:: Records from a data source ::
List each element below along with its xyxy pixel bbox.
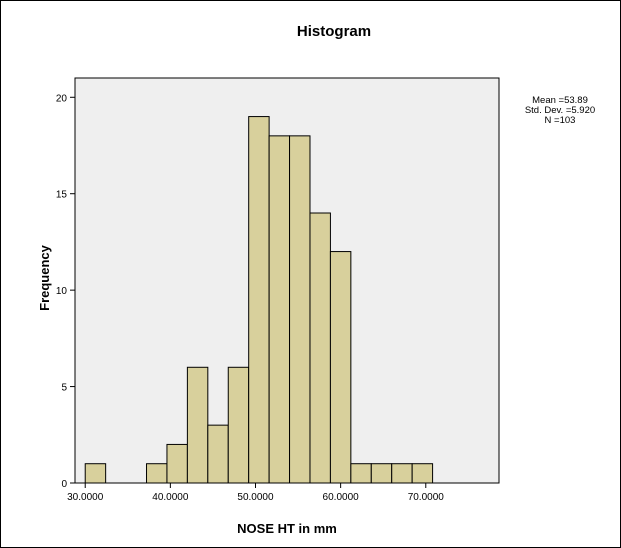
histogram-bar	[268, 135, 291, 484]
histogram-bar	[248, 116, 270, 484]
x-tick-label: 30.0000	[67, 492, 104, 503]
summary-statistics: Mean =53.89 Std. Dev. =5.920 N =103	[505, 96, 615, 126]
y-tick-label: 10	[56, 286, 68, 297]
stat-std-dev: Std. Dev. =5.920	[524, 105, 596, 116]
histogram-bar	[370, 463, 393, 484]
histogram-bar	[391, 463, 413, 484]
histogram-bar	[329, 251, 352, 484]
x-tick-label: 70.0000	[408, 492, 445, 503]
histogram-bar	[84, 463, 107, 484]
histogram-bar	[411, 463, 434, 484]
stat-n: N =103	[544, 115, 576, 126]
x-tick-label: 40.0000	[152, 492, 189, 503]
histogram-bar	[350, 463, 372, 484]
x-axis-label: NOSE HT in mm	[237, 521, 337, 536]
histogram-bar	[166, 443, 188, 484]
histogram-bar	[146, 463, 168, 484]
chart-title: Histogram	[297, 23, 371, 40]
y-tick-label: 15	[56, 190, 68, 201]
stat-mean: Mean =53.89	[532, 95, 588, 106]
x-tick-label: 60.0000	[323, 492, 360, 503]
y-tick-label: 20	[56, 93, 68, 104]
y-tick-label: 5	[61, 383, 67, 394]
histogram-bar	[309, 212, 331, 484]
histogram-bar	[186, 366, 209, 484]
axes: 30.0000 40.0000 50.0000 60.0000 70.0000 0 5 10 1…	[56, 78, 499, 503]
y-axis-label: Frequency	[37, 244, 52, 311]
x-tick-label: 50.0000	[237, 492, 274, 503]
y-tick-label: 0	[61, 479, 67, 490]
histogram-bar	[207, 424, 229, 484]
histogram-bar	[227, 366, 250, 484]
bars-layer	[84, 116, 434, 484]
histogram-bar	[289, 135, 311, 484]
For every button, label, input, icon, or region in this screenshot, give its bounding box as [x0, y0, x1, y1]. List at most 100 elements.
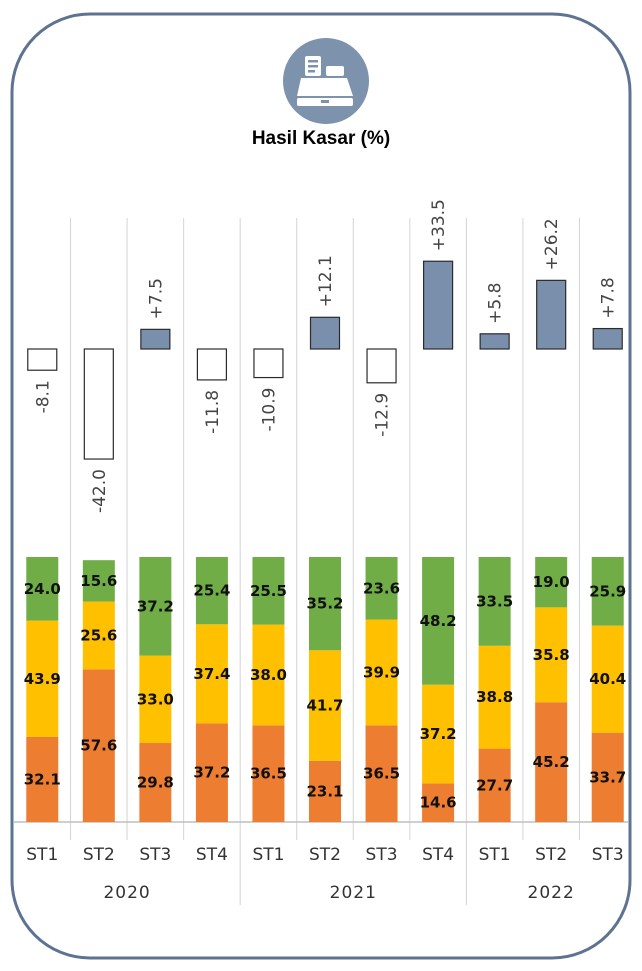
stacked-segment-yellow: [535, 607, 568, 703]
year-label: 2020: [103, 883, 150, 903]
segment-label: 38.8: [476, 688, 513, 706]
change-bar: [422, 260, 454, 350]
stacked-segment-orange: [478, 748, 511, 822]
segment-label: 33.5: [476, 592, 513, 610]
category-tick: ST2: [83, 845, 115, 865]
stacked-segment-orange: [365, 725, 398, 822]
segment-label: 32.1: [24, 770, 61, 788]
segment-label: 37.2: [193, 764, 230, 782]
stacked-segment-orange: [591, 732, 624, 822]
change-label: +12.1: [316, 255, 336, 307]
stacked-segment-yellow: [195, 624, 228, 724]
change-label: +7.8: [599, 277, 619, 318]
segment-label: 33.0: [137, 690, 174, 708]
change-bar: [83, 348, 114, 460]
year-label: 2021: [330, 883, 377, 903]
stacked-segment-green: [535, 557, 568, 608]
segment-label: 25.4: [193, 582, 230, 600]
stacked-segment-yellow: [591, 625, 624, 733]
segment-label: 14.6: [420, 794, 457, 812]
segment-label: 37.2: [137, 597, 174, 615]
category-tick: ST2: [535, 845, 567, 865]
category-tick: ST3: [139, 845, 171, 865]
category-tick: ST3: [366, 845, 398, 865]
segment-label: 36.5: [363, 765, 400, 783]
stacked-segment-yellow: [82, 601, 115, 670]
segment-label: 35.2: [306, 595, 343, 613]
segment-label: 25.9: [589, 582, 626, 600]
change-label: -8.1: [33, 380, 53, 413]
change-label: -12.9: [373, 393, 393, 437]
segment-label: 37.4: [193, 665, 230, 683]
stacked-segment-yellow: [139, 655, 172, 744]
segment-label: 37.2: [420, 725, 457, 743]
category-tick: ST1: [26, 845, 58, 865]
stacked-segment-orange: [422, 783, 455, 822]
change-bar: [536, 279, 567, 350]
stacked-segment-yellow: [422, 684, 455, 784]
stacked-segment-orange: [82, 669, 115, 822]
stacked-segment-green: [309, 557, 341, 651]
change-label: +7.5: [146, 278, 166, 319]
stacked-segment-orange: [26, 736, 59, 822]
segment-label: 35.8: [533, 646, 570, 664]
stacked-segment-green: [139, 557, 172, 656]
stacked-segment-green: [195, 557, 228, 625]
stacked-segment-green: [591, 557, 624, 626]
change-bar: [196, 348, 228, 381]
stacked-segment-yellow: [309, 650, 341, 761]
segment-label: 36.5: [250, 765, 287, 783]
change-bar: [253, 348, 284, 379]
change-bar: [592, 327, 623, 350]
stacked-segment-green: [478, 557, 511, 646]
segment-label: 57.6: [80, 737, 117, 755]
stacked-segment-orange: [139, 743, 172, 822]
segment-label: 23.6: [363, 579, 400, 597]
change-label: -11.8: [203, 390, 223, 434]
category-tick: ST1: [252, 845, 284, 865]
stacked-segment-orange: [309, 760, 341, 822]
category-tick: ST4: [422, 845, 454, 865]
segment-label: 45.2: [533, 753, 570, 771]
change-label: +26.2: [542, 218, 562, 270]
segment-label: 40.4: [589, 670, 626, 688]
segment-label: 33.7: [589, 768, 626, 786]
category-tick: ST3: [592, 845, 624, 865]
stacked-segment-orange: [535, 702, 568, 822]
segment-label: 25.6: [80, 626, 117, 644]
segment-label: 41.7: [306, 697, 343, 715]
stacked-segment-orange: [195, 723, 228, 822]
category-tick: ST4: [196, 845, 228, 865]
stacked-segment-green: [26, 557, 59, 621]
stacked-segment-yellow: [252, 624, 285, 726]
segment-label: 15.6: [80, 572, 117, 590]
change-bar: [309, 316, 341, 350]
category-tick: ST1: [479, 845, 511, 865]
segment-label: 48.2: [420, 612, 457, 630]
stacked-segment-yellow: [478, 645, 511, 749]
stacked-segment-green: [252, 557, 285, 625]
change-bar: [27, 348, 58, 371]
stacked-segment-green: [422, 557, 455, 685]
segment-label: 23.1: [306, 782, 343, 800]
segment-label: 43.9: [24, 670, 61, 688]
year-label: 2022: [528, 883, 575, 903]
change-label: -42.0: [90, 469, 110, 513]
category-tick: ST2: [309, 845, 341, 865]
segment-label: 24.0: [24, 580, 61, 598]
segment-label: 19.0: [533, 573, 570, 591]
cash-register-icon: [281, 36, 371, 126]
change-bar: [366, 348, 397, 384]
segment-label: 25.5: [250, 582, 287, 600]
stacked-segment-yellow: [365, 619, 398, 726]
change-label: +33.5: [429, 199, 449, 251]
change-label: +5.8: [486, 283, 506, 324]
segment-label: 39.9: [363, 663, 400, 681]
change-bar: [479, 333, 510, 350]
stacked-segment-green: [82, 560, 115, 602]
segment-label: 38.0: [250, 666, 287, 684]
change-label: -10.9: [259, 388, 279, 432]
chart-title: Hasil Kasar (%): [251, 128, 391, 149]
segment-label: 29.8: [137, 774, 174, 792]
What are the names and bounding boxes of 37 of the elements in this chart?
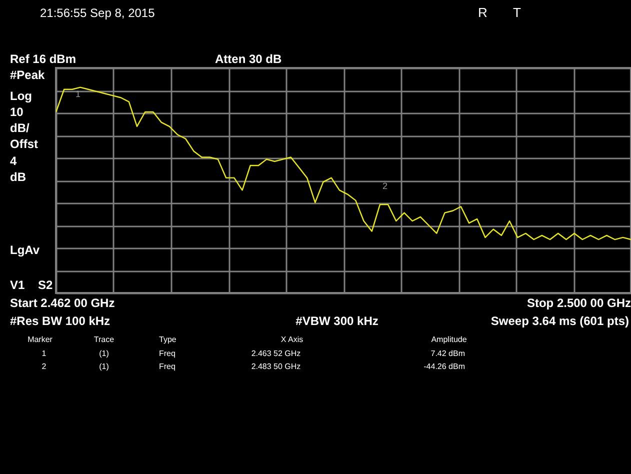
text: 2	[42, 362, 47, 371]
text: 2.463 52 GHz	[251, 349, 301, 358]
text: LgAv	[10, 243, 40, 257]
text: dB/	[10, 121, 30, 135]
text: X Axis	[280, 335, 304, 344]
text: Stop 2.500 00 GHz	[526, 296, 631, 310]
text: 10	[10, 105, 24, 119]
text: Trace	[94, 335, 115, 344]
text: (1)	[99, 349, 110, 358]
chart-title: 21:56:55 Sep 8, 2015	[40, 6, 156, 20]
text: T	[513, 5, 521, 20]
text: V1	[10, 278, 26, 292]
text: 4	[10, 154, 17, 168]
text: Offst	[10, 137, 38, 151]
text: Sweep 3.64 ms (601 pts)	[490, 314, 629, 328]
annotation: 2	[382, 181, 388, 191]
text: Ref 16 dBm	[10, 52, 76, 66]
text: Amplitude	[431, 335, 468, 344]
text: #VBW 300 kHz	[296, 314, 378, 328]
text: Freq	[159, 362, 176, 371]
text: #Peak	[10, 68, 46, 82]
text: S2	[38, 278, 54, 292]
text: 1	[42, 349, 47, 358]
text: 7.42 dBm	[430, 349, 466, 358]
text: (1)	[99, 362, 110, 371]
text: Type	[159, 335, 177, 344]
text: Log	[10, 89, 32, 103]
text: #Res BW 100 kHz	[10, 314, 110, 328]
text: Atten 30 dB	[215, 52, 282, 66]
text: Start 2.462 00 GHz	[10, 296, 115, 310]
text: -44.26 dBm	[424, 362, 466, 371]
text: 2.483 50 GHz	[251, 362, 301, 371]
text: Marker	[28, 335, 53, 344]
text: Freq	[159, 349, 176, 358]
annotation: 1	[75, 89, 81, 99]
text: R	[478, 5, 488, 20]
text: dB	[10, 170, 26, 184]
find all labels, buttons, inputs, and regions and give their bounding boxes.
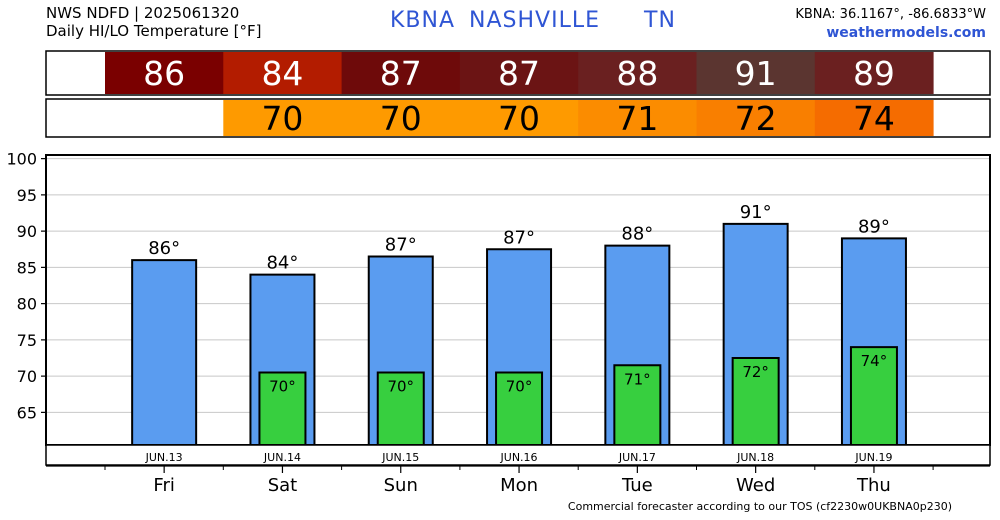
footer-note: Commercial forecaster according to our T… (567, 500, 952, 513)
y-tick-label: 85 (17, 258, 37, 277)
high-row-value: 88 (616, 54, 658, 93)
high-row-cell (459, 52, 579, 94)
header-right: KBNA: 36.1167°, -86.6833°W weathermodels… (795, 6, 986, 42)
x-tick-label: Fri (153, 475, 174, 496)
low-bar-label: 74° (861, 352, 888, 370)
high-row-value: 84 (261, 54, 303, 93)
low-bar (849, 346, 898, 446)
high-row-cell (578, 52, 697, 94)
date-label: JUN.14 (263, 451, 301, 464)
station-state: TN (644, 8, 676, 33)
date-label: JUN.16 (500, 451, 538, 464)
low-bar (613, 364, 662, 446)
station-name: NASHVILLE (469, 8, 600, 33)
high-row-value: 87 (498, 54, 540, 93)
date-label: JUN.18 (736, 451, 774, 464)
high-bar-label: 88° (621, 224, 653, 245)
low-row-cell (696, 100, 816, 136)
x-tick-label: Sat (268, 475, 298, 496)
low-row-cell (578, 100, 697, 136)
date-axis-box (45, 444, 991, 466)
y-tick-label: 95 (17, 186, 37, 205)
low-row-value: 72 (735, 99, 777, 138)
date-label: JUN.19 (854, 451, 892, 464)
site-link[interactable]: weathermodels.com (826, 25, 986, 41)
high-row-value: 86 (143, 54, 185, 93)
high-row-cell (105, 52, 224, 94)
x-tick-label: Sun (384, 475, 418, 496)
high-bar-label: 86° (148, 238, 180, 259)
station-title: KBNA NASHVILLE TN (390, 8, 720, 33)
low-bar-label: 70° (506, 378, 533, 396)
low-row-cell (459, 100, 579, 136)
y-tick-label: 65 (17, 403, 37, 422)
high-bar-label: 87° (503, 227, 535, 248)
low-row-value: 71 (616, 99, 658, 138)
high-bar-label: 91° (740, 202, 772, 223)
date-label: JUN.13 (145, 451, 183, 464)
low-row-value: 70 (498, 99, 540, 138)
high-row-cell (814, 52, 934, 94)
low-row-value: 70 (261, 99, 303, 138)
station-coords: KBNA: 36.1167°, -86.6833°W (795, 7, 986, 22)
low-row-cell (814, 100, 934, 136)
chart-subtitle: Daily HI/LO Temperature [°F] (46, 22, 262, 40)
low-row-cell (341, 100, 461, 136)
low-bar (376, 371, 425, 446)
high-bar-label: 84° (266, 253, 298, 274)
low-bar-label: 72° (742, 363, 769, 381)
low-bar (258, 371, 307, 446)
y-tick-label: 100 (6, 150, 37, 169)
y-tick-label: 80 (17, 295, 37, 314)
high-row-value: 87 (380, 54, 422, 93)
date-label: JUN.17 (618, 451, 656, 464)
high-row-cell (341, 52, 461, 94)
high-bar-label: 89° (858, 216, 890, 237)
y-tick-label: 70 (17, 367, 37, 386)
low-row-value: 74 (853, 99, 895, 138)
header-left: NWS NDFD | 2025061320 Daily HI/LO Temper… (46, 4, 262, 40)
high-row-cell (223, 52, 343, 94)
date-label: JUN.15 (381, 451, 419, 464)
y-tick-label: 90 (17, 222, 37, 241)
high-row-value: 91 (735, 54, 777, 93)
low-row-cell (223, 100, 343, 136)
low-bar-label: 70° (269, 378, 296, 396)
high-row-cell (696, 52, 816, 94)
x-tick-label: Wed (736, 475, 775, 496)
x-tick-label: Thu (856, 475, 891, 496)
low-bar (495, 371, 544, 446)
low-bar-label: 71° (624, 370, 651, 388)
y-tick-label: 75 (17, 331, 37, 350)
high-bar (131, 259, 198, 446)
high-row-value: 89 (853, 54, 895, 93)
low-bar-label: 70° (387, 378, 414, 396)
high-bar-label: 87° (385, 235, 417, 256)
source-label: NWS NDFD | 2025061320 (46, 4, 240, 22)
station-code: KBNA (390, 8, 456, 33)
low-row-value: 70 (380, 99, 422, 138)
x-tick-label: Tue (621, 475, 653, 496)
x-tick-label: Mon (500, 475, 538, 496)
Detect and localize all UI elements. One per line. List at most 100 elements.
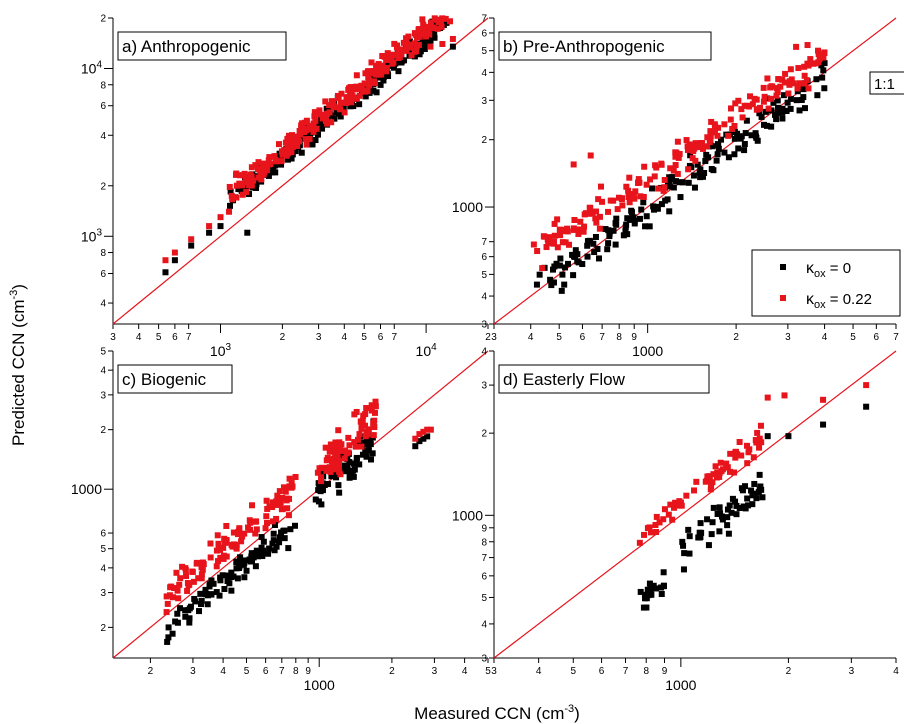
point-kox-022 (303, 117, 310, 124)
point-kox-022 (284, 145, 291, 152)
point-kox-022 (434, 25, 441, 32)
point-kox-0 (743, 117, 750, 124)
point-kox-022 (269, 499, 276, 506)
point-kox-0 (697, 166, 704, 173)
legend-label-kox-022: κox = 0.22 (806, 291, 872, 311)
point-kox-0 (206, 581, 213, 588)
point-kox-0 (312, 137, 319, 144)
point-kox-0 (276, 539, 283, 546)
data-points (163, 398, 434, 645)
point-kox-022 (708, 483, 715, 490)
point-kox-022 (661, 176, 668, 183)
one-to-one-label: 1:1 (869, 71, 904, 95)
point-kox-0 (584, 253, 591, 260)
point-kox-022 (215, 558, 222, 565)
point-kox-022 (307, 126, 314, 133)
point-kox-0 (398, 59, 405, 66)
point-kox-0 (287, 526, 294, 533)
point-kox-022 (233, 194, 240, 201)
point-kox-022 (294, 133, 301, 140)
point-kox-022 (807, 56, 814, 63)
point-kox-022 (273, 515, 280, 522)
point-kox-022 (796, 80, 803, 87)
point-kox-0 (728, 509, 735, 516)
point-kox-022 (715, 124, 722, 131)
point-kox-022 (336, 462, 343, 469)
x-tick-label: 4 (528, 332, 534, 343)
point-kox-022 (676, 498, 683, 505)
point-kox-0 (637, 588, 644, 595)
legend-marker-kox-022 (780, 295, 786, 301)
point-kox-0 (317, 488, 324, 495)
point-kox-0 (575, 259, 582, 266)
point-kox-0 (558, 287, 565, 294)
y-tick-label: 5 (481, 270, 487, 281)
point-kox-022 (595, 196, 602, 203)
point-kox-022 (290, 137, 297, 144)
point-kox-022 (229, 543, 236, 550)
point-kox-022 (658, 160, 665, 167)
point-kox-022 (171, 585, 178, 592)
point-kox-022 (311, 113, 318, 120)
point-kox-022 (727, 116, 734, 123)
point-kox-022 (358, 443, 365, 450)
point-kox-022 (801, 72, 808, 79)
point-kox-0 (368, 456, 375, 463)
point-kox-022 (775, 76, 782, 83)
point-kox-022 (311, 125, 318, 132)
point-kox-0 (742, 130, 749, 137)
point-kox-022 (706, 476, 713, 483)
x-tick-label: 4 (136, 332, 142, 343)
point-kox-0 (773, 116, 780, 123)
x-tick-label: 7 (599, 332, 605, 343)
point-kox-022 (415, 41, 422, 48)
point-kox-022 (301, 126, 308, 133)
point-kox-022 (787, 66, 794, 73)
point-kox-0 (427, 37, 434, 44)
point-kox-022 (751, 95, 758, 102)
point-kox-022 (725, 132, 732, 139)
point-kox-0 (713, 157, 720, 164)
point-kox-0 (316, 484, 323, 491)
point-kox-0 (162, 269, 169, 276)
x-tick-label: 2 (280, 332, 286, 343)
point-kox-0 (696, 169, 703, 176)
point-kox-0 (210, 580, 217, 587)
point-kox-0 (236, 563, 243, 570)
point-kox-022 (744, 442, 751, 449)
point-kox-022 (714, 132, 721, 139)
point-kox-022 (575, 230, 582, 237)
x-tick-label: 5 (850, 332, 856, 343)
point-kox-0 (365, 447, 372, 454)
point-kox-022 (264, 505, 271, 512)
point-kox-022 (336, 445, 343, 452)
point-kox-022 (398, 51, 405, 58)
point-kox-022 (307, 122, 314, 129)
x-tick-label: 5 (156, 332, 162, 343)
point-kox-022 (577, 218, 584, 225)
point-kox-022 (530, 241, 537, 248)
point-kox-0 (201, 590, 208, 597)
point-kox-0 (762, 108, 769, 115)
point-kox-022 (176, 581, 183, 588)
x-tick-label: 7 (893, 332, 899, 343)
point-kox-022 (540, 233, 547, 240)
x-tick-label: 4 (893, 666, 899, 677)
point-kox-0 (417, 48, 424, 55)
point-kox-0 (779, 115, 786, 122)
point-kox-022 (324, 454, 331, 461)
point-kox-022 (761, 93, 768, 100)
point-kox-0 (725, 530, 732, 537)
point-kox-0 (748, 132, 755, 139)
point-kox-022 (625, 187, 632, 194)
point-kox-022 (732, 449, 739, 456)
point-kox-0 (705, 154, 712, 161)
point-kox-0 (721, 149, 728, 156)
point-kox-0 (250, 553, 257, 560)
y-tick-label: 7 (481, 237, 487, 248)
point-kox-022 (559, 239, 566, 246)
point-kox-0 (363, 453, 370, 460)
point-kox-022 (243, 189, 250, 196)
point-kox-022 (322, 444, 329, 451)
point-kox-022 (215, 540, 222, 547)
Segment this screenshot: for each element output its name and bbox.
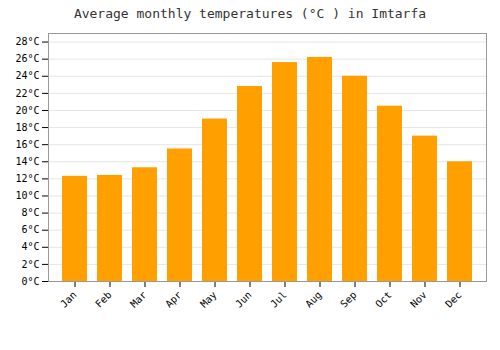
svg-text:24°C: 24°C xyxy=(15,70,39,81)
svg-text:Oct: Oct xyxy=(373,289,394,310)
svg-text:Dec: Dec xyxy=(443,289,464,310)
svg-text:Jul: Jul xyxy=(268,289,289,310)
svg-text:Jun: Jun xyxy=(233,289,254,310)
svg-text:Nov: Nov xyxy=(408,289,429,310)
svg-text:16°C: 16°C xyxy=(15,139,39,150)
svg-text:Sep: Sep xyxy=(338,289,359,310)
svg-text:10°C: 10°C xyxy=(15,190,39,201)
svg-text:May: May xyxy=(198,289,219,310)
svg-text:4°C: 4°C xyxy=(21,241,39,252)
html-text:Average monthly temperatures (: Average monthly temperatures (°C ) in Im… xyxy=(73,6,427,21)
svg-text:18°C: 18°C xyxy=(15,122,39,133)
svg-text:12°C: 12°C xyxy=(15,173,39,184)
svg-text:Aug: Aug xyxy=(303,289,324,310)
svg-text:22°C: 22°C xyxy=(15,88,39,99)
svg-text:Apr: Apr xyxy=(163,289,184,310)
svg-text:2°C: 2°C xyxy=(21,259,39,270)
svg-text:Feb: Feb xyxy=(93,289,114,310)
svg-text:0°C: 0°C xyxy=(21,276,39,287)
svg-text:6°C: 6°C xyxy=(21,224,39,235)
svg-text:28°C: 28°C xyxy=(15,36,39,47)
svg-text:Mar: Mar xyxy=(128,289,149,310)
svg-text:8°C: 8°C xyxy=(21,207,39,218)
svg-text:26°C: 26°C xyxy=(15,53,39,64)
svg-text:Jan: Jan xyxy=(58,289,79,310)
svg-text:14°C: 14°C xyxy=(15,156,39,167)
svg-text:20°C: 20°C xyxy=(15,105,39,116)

:: Your goal ::
Copy the lines in the items above without changes, from the one containing "footer-note: Commercial forecaster" through the one containing "date-label: JUN.14 (263, 451, 301, 464)", both included.

:: Response to this exercise ::
footer-note: Commercial forecaster according to our T… (567, 500, 952, 513)
y-tick-label: 85 (17, 258, 37, 277)
high-row-value: 88 (616, 54, 658, 93)
high-row-cell (459, 52, 579, 94)
header-right: KBNA: 36.1167°, -86.6833°W weathermodels… (795, 6, 986, 42)
x-tick-label: Fri (153, 475, 174, 496)
low-bar-label: 74° (861, 352, 888, 370)
high-row-value: 84 (261, 54, 303, 93)
low-bar (849, 346, 898, 446)
high-row-cell (578, 52, 697, 94)
date-label: JUN.14 (263, 451, 301, 464)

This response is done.